> **Directions for this task**: Gather each line of the data below that contains the string "watermark", matching case exactly.

> **Collected data entries**:
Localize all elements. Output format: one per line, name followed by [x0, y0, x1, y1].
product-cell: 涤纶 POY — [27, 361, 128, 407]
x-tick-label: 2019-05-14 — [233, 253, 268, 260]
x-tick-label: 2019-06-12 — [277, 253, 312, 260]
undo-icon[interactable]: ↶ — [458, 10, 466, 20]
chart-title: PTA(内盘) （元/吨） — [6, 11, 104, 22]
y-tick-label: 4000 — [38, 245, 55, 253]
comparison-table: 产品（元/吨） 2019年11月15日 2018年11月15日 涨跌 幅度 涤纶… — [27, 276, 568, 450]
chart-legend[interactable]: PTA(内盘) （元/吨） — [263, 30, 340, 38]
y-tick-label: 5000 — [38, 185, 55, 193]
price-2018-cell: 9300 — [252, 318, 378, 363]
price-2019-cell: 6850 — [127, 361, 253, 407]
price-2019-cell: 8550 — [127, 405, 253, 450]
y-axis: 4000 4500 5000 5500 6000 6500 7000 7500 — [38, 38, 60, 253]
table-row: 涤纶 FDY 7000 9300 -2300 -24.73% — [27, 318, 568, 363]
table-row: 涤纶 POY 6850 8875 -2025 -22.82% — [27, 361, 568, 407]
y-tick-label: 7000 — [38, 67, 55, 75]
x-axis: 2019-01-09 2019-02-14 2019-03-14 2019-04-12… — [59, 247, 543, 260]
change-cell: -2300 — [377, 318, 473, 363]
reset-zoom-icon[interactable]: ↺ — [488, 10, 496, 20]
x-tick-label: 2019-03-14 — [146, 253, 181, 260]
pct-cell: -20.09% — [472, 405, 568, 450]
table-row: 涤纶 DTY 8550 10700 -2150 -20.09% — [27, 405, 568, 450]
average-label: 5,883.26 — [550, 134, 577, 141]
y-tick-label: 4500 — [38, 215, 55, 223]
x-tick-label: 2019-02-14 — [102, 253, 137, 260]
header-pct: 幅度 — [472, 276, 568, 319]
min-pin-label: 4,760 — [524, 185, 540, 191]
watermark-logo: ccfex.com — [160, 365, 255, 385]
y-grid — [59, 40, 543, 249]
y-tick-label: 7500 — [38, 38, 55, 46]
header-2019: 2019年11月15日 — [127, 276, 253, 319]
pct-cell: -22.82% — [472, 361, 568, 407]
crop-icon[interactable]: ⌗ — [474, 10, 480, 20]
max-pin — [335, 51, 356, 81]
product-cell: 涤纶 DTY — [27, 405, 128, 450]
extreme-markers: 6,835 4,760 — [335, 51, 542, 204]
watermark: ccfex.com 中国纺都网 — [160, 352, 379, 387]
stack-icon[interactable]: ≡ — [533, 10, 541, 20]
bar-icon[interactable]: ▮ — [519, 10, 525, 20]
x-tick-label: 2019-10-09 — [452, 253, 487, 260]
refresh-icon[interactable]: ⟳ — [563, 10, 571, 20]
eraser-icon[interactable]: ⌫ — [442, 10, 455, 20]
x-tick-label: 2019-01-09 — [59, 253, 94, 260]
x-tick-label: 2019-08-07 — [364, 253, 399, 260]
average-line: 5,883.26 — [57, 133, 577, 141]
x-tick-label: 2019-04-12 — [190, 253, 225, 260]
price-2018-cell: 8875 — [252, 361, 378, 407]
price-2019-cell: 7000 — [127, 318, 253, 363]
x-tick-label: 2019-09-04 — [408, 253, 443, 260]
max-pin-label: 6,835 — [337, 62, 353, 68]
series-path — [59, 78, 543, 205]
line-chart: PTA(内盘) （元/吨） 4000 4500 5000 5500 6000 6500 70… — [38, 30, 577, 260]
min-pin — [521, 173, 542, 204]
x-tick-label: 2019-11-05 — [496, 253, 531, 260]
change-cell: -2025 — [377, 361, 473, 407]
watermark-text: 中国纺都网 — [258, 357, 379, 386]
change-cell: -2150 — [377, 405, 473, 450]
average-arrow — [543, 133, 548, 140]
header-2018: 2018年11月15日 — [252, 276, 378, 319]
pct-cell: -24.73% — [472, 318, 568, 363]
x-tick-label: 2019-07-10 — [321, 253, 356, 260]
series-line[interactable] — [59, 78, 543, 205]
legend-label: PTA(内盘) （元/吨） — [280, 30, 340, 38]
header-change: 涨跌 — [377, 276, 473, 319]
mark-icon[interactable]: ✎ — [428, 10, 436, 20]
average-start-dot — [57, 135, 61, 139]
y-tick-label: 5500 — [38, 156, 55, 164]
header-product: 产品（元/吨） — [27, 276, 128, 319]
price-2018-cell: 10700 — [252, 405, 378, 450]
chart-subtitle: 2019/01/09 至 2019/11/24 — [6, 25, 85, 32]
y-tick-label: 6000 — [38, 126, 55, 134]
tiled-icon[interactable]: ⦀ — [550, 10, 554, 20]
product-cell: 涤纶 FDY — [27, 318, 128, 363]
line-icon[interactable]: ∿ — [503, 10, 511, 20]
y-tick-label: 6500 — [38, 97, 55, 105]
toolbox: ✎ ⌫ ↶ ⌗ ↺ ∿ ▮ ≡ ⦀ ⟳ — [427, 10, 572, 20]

> **Task solution**:
watermark-logo: ccfex.com — [160, 365, 255, 385]
watermark: ccfex.com 中国纺都网 — [160, 352, 379, 387]
watermark-text: 中国纺都网 — [258, 357, 379, 386]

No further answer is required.